Problem to work on —
Each entry that follows is to be retyped exactly. Pictures do not belong in the copy.

[Figure collection entries]
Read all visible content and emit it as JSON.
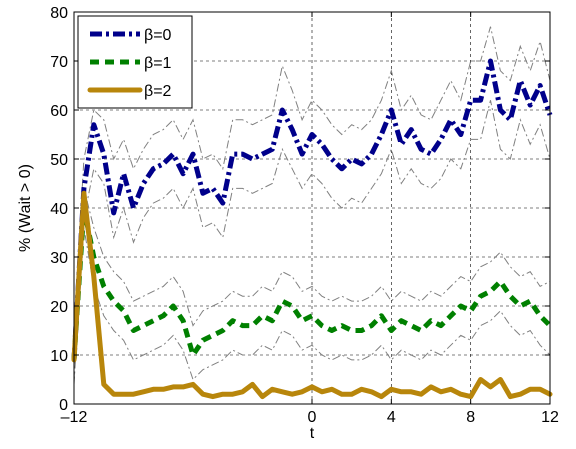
{
  "chart_data": {
    "type": "line",
    "title": "",
    "xlabel": "t",
    "ylabel": "% (Wait > 0)",
    "xlim": [
      -12,
      12
    ],
    "ylim": [
      0,
      80
    ],
    "xticks": [
      -12,
      0,
      4,
      8,
      12
    ],
    "xtick_labels": [
      "–12",
      "0",
      "4",
      "8",
      "12"
    ],
    "yticks": [
      0,
      10,
      20,
      30,
      40,
      50,
      60,
      70,
      80
    ],
    "ytick_labels": [
      "0",
      "10",
      "20",
      "30",
      "40",
      "50",
      "60",
      "70",
      "80"
    ],
    "grid": "dashed at ticks",
    "legend_position": "top-left",
    "x": [
      -12,
      -11.5,
      -11,
      -10.5,
      -10,
      -9.5,
      -9,
      -8.5,
      -8,
      -7.5,
      -7,
      -6.5,
      -6,
      -5.5,
      -5,
      -4.5,
      -4,
      -3.5,
      -3,
      -2.5,
      -2,
      -1.5,
      -1,
      -0.5,
      0,
      0.5,
      1,
      1.5,
      2,
      2.5,
      3,
      3.5,
      4,
      4.5,
      5,
      5.5,
      6,
      6.5,
      7,
      7.5,
      8,
      8.5,
      9,
      9.5,
      10,
      10.5,
      11,
      11.5,
      12
    ],
    "series": [
      {
        "name": "β=0",
        "color": "#00008b",
        "style": "dashdot",
        "values": [
          9,
          44,
          57,
          51,
          39,
          47,
          40,
          45,
          48,
          49,
          51,
          47,
          51,
          43,
          44,
          41,
          51,
          51,
          50,
          51,
          52,
          60,
          56,
          51,
          55,
          53,
          50,
          48,
          50,
          49,
          51,
          55,
          60,
          53,
          56,
          52,
          51,
          54,
          58,
          55,
          62,
          62,
          70,
          60,
          58,
          66,
          61,
          65,
          59
        ]
      },
      {
        "name": "β=1",
        "color": "#008000",
        "style": "dashed",
        "values": [
          9,
          40,
          30,
          24,
          21,
          19,
          15,
          16,
          17,
          18,
          20,
          17,
          10,
          13,
          14,
          15,
          17,
          16,
          16,
          18,
          17,
          21,
          20,
          17,
          18,
          16,
          15,
          16,
          15,
          15,
          16,
          18,
          15,
          17,
          16,
          15,
          17,
          16,
          18,
          20,
          19,
          22,
          23,
          25,
          22,
          20,
          21,
          18,
          16
        ]
      },
      {
        "name": "β=2",
        "color": "#b8860b",
        "style": "solid",
        "values": [
          9,
          43,
          26,
          4,
          2,
          2,
          2,
          2.5,
          3,
          3,
          3.5,
          3.5,
          4,
          2,
          1.5,
          2,
          2,
          2.5,
          4,
          1.5,
          3,
          2.5,
          2,
          2.5,
          3.5,
          2.5,
          3,
          2,
          2,
          3,
          2.5,
          1.5,
          3,
          2.5,
          2.5,
          2,
          3.5,
          2.5,
          3,
          2,
          1.5,
          5,
          3.5,
          5,
          1.5,
          2,
          3,
          3,
          2
        ]
      }
    ],
    "bands": [
      {
        "for": "β=0",
        "color": "#808080",
        "upper": [
          15,
          50,
          60,
          58,
          50,
          54,
          48,
          52,
          55,
          56,
          58,
          54,
          58,
          50,
          51,
          48,
          58,
          58,
          57,
          58,
          59,
          69,
          64,
          58,
          62,
          60,
          57,
          55,
          57,
          56,
          58,
          62,
          68,
          60,
          63,
          59,
          58,
          62,
          66,
          62,
          70,
          70,
          77,
          68,
          66,
          73,
          68,
          74,
          66
        ],
        "lower": [
          4,
          38,
          48,
          45,
          34,
          40,
          33,
          38,
          41,
          42,
          44,
          40,
          44,
          36,
          37,
          34,
          44,
          44,
          43,
          44,
          45,
          52,
          48,
          44,
          47,
          45,
          42,
          40,
          42,
          41,
          44,
          47,
          52,
          45,
          48,
          45,
          44,
          46,
          50,
          48,
          54,
          54,
          62,
          52,
          50,
          58,
          53,
          57,
          50
        ]
      },
      {
        "for": "β=1",
        "color": "#808080",
        "upper": [
          14,
          44,
          36,
          30,
          27,
          25,
          21,
          22,
          23,
          24,
          26,
          23,
          16,
          19,
          20,
          21,
          23,
          22,
          22,
          24,
          23,
          27,
          26,
          23,
          24,
          22,
          21,
          22,
          21,
          21,
          22,
          24,
          21,
          23,
          22,
          21,
          23,
          22,
          24,
          26,
          25,
          28,
          29,
          31,
          28,
          26,
          27,
          24,
          25
        ],
        "lower": [
          5,
          36,
          24,
          18,
          15,
          13,
          9,
          10,
          11,
          12,
          14,
          11,
          5,
          7,
          8,
          9,
          11,
          10,
          10,
          12,
          11,
          15,
          14,
          11,
          12,
          10,
          9,
          10,
          9,
          9,
          10,
          12,
          9,
          11,
          10,
          9,
          11,
          10,
          12,
          14,
          13,
          16,
          17,
          19,
          16,
          14,
          15,
          12,
          10
        ]
      }
    ]
  }
}
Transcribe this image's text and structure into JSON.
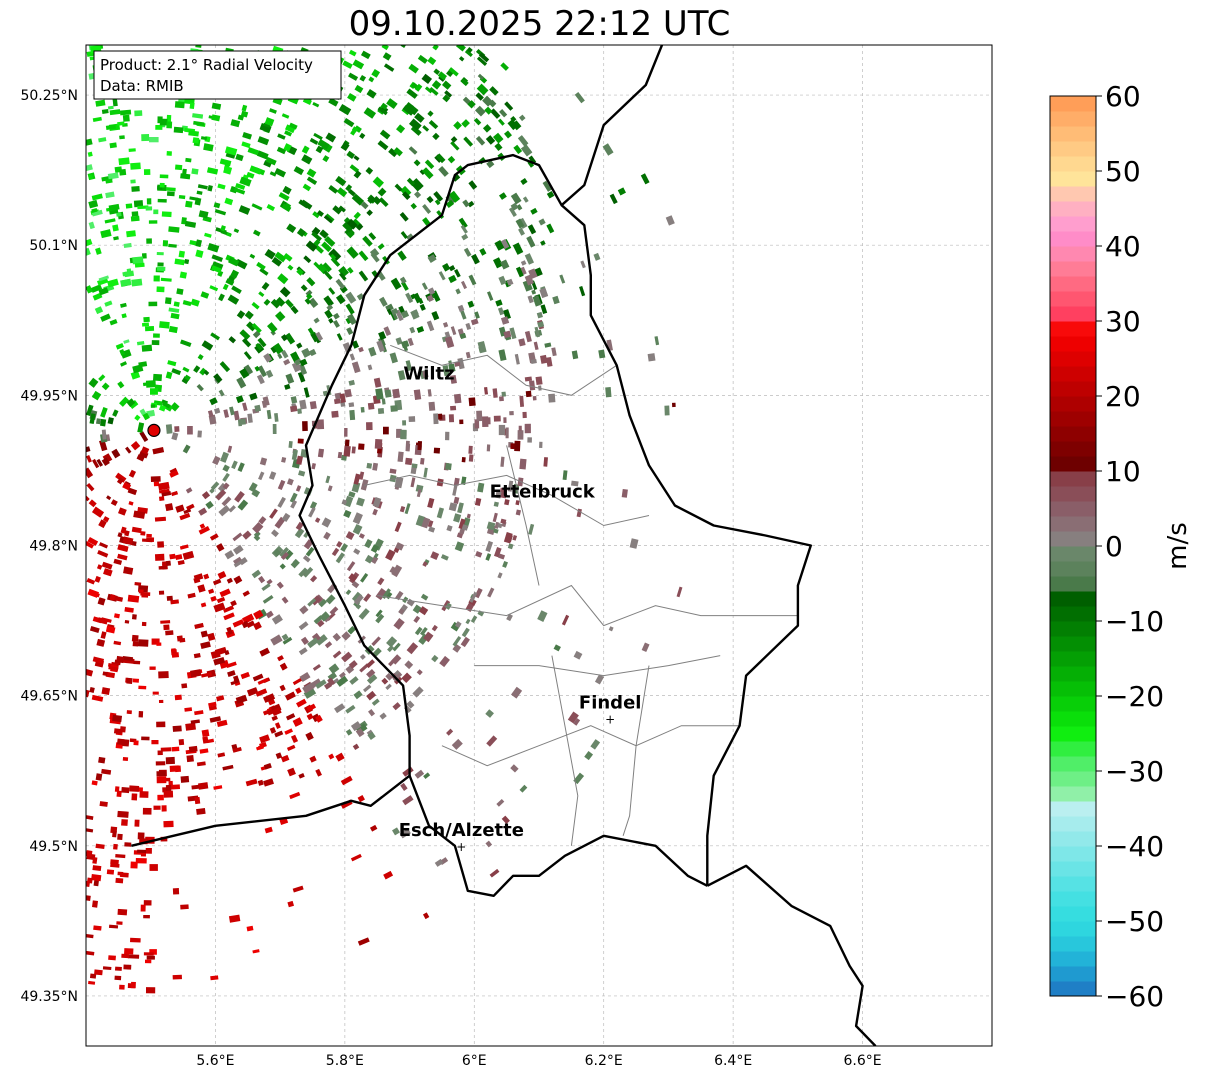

Result —
Read all visible content and emit it as JSON.
{
  "chart_data": {
    "type": "line",
    "title": "",
    "xlabel": "t",
    "ylabel": "% (Wait > 0)",
    "xlim": [
      -12,
      12
    ],
    "ylim": [
      0,
      80
    ],
    "xticks": [
      -12,
      0,
      4,
      8,
      12
    ],
    "xtick_labels": [
      "–12",
      "0",
      "4",
      "8",
      "12"
    ],
    "yticks": [
      0,
      10,
      20,
      30,
      40,
      50,
      60,
      70,
      80
    ],
    "ytick_labels": [
      "0",
      "10",
      "20",
      "30",
      "40",
      "50",
      "60",
      "70",
      "80"
    ],
    "grid": "dashed at ticks",
    "legend_position": "top-left",
    "x": [
      -12,
      -11.5,
      -11,
      -10.5,
      -10,
      -9.5,
      -9,
      -8.5,
      -8,
      -7.5,
      -7,
      -6.5,
      -6,
      -5.5,
      -5,
      -4.5,
      -4,
      -3.5,
      -3,
      -2.5,
      -2,
      -1.5,
      -1,
      -0.5,
      0,
      0.5,
      1,
      1.5,
      2,
      2.5,
      3,
      3.5,
      4,
      4.5,
      5,
      5.5,
      6,
      6.5,
      7,
      7.5,
      8,
      8.5,
      9,
      9.5,
      10,
      10.5,
      11,
      11.5,
      12
    ],
    "series": [
      {
        "name": "β=0",
        "color": "#00008b",
        "style": "dashdot",
        "values": [
          9,
          44,
          57,
          51,
          39,
          47,
          40,
          45,
          48,
          49,
          51,
          47,
          51,
          43,
          44,
          41,
          51,
          51,
          50,
          51,
          52,
          60,
          56,
          51,
          55,
          53,
          50,
          48,
          50,
          49,
          51,
          55,
          60,
          53,
          56,
          52,
          51,
          54,
          58,
          55,
          62,
          62,
          70,
          60,
          58,
          66,
          61,
          65,
          59
        ]
      },
      {
        "name": "β=1",
        "color": "#008000",
        "style": "dashed",
        "values": [
          9,
          40,
          30,
          24,
          21,
          19,
          15,
          16,
          17,
          18,
          20,
          17,
          10,
          13,
          14,
          15,
          17,
          16,
          16,
          18,
          17,
          21,
          20,
          17,
          18,
          16,
          15,
          16,
          15,
          15,
          16,
          18,
          15,
          17,
          16,
          15,
          17,
          16,
          18,
          20,
          19,
          22,
          23,
          25,
          22,
          20,
          21,
          18,
          16
        ]
      },
      {
        "name": "β=2",
        "color": "#b8860b",
        "style": "solid",
        "values": [
          9,
          43,
          26,
          4,
          2,
          2,
          2,
          2.5,
          3,
          3,
          3.5,
          3.5,
          4,
          2,
          1.5,
          2,
          2,
          2.5,
          4,
          1.5,
          3,
          2.5,
          2,
          2.5,
          3.5,
          2.5,
          3,
          2,
          2,
          3,
          2.5,
          1.5,
          3,
          2.5,
          2.5,
          2,
          3.5,
          2.5,
          3,
          2,
          1.5,
          5,
          3.5,
          5,
          1.5,
          2,
          3,
          3,
          2
        ]
      }
    ],
    "bands": [
      {
        "for": "β=0",
        "color": "#808080",
        "upper": [
          15,
          50,
          60,
          58,
          50,
          54,
          48,
          52,
          55,
          56,
          58,
          54,
          58,
          50,
          51,
          48,
          58,
          58,
          57,
          58,
          59,
          69,
          64,
          58,
          62,
          60,
          57,
          55,
          57,
          56,
          58,
          62,
          68,
          60,
          63,
          59,
          58,
          62,
          66,
          62,
          70,
          70,
          77,
          68,
          66,
          73,
          68,
          74,
          66
        ],
        "lower": [
          4,
          38,
          48,
          45,
          34,
          40,
          33,
          38,
          41,
          42,
          44,
          40,
          44,
          36,
          37,
          34,
          44,
          44,
          43,
          44,
          45,
          52,
          48,
          44,
          47,
          45,
          42,
          40,
          42,
          41,
          44,
          47,
          52,
          45,
          48,
          45,
          44,
          46,
          50,
          48,
          54,
          54,
          62,
          52,
          50,
          58,
          53,
          57,
          50
        ]
      },
      {
        "for": "β=1",
        "color": "#808080",
        "upper": [
          14,
          44,
          36,
          30,
          27,
          25,
          21,
          22,
          23,
          24,
          26,
          23,
          16,
          19,
          20,
          21,
          23,
          22,
          22,
          24,
          23,
          27,
          26,
          23,
          24,
          22,
          21,
          22,
          21,
          21,
          22,
          24,
          21,
          23,
          22,
          21,
          23,
          22,
          24,
          26,
          25,
          28,
          29,
          31,
          28,
          26,
          27,
          24,
          25
        ],
        "lower": [
          5,
          36,
          24,
          18,
          15,
          13,
          9,
          10,
          11,
          12,
          14,
          11,
          5,
          7,
          8,
          9,
          11,
          10,
          10,
          12,
          11,
          15,
          14,
          11,
          12,
          10,
          9,
          10,
          9,
          9,
          10,
          12,
          9,
          11,
          10,
          9,
          11,
          10,
          12,
          14,
          13,
          16,
          17,
          19,
          16,
          14,
          15,
          12,
          10
        ]
      }
    ]
  }
}
Transcribe this image's text and structure into JSON.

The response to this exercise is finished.